Directive
In the items from the line with "category-label: Jun-21 xyxy=(1406,648,1462,668)" to the line with "data-label: 44% xyxy=(1634,676,1715,713)", replace "category-label" with "month-label". Write out only those lines and keep everything else in them the same.

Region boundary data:
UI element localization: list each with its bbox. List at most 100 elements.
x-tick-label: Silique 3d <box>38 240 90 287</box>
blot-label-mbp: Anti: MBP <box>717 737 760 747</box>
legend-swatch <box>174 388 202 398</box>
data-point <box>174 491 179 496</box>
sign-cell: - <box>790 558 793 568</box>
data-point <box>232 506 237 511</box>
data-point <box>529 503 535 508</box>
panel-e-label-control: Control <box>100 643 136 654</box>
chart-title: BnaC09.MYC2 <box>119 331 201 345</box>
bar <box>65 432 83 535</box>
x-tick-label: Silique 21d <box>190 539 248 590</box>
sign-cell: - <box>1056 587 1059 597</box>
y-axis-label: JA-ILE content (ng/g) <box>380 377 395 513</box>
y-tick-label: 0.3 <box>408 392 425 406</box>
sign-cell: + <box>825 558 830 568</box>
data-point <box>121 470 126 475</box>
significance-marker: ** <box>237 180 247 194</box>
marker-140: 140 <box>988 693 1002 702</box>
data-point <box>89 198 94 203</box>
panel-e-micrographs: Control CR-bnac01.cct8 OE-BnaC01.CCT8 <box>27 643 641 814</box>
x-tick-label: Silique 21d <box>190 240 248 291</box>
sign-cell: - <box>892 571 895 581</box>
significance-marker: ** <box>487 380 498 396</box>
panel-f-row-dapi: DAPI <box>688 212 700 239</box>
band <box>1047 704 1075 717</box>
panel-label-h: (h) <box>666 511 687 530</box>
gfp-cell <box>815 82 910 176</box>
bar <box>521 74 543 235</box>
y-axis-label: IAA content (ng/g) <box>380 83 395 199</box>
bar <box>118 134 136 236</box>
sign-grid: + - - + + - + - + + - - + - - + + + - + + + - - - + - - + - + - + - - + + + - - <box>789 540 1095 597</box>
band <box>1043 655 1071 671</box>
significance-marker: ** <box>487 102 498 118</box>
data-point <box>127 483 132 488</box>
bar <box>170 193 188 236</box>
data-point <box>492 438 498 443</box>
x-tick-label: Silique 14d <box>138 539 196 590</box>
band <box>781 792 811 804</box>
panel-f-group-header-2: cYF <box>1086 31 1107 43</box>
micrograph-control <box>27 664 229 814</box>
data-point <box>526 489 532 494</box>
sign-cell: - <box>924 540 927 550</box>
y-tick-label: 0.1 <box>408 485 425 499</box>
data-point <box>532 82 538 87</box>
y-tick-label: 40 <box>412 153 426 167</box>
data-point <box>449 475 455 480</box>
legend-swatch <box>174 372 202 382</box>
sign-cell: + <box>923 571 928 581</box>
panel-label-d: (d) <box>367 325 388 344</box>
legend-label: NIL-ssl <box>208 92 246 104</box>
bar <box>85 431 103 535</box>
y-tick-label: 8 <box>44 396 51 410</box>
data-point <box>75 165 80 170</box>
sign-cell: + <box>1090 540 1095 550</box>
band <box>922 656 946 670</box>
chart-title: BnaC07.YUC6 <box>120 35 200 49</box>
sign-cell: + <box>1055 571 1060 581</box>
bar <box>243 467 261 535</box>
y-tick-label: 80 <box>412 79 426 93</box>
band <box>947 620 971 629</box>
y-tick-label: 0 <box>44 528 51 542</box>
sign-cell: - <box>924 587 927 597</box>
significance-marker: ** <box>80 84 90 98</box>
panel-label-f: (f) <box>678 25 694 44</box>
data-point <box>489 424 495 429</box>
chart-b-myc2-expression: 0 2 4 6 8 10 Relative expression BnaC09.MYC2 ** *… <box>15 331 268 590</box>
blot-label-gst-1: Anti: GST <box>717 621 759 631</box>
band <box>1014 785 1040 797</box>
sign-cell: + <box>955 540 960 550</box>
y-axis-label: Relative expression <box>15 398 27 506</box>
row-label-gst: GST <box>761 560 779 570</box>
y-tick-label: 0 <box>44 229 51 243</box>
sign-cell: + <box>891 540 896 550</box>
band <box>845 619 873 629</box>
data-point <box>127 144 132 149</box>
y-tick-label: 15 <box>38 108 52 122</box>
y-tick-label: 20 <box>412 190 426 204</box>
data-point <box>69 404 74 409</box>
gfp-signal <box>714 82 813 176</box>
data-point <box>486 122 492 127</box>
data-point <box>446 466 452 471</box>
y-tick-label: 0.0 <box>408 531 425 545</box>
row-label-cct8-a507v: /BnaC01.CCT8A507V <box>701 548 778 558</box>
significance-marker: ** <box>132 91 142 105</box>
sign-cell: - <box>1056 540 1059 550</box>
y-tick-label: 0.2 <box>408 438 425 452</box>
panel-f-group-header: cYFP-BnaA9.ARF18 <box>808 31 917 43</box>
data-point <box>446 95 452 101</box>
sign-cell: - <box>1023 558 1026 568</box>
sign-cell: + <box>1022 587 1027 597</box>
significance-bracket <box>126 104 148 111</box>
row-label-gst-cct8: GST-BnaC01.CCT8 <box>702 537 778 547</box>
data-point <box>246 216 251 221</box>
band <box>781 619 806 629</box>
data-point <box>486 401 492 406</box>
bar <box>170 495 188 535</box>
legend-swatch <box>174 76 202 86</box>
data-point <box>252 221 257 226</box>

---

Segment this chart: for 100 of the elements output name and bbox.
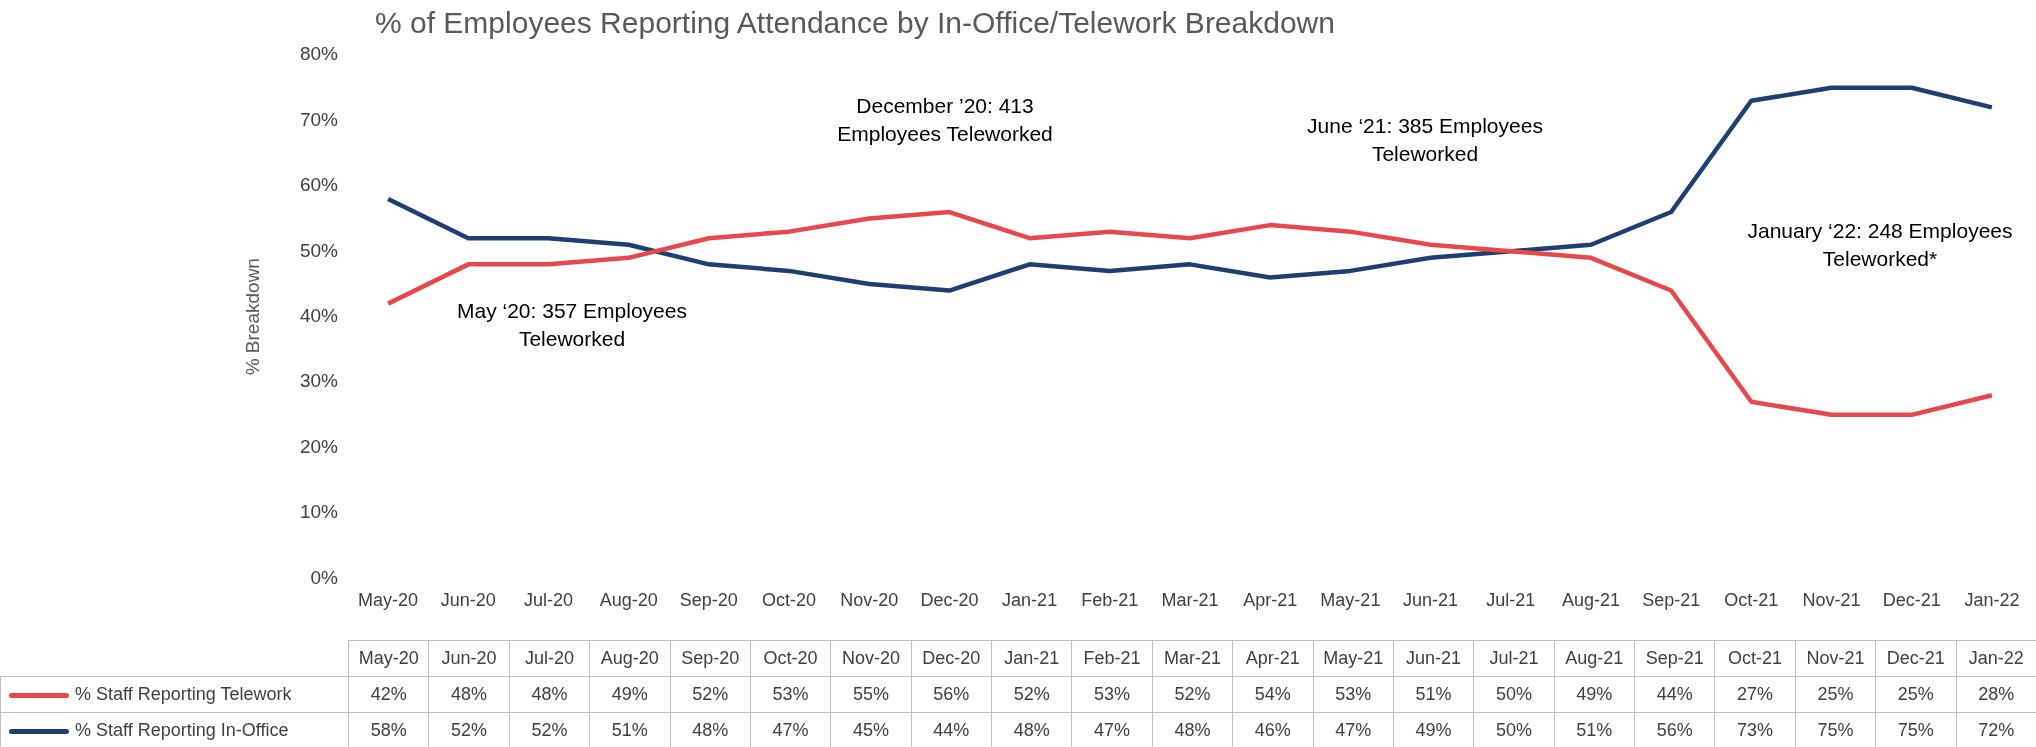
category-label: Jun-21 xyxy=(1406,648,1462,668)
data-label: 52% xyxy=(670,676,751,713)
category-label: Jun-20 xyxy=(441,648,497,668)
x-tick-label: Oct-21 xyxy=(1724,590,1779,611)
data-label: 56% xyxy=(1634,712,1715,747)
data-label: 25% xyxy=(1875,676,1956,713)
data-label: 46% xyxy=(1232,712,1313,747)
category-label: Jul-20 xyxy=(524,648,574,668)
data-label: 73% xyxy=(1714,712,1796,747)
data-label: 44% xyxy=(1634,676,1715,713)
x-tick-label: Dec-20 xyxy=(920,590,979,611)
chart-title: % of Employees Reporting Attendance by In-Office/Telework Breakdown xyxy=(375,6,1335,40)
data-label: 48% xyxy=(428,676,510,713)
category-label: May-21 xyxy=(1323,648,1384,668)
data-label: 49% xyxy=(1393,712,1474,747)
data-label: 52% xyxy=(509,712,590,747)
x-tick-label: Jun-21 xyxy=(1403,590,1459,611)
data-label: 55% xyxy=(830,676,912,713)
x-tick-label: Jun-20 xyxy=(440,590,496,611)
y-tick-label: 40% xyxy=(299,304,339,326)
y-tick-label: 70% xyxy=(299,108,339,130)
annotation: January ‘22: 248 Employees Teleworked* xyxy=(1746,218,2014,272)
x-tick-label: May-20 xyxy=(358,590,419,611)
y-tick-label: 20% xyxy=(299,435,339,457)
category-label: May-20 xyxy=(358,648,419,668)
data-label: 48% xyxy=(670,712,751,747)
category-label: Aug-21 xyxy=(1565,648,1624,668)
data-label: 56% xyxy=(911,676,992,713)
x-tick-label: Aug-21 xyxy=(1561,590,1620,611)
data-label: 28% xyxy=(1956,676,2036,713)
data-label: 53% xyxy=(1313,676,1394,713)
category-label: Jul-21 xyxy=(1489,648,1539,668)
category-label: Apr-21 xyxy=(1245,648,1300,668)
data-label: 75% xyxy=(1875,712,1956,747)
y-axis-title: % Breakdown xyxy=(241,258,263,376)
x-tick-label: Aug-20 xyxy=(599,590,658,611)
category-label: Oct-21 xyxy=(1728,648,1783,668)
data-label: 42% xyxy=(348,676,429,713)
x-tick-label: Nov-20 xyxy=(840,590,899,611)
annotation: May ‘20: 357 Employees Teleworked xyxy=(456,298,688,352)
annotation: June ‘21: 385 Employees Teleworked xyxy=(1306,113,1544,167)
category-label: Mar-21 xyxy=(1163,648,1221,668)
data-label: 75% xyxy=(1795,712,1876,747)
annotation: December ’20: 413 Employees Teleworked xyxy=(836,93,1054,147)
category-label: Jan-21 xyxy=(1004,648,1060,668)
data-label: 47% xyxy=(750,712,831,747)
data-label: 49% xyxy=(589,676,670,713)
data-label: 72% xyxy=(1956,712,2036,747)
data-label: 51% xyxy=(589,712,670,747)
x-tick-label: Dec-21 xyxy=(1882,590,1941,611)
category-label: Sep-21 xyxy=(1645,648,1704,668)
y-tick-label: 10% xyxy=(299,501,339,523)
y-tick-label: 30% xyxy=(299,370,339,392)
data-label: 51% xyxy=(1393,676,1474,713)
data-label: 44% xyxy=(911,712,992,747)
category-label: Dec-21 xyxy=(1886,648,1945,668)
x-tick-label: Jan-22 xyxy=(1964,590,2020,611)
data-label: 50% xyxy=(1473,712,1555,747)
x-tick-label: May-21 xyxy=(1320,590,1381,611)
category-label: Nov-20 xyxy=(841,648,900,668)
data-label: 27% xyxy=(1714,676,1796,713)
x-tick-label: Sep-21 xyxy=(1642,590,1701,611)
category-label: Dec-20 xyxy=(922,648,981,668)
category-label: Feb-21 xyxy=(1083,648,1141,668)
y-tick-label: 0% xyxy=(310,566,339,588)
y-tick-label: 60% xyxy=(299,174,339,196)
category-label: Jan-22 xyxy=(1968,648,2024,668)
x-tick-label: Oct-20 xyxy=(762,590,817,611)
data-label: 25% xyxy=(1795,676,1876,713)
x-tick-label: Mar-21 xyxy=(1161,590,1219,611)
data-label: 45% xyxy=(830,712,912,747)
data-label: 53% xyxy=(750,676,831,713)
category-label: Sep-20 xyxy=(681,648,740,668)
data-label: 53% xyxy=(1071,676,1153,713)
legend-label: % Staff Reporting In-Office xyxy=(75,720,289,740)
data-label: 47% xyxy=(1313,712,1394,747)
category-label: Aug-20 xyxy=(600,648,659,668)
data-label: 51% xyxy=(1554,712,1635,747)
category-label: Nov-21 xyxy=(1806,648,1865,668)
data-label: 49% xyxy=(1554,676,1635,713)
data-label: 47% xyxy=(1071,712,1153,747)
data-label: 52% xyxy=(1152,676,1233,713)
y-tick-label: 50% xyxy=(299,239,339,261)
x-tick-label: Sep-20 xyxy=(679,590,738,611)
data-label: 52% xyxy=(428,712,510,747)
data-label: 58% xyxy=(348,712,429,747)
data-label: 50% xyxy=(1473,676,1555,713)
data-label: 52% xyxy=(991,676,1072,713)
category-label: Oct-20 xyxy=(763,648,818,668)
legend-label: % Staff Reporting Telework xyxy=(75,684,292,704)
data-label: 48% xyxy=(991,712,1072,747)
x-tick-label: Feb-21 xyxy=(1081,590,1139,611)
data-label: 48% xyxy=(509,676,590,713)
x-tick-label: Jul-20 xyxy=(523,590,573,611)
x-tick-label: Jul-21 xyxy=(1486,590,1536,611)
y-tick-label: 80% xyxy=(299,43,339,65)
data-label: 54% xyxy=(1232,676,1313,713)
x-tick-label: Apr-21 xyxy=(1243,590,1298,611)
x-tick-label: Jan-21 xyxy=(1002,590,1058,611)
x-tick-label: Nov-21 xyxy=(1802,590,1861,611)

Answer for the task
month-label: Jun-21 xyxy=(1406,648,1462,668)
data-label: 52% xyxy=(670,676,751,713)
month-label: Jun-20 xyxy=(441,648,497,668)
x-tick-label: Oct-21 xyxy=(1724,590,1779,611)
data-label: 56% xyxy=(1634,712,1715,747)
data-label: 25% xyxy=(1875,676,1956,713)
data-label: 46% xyxy=(1232,712,1313,747)
month-label: Jul-20 xyxy=(524,648,574,668)
data-label: 73% xyxy=(1714,712,1796,747)
data-label: 44% xyxy=(1634,676,1715,713)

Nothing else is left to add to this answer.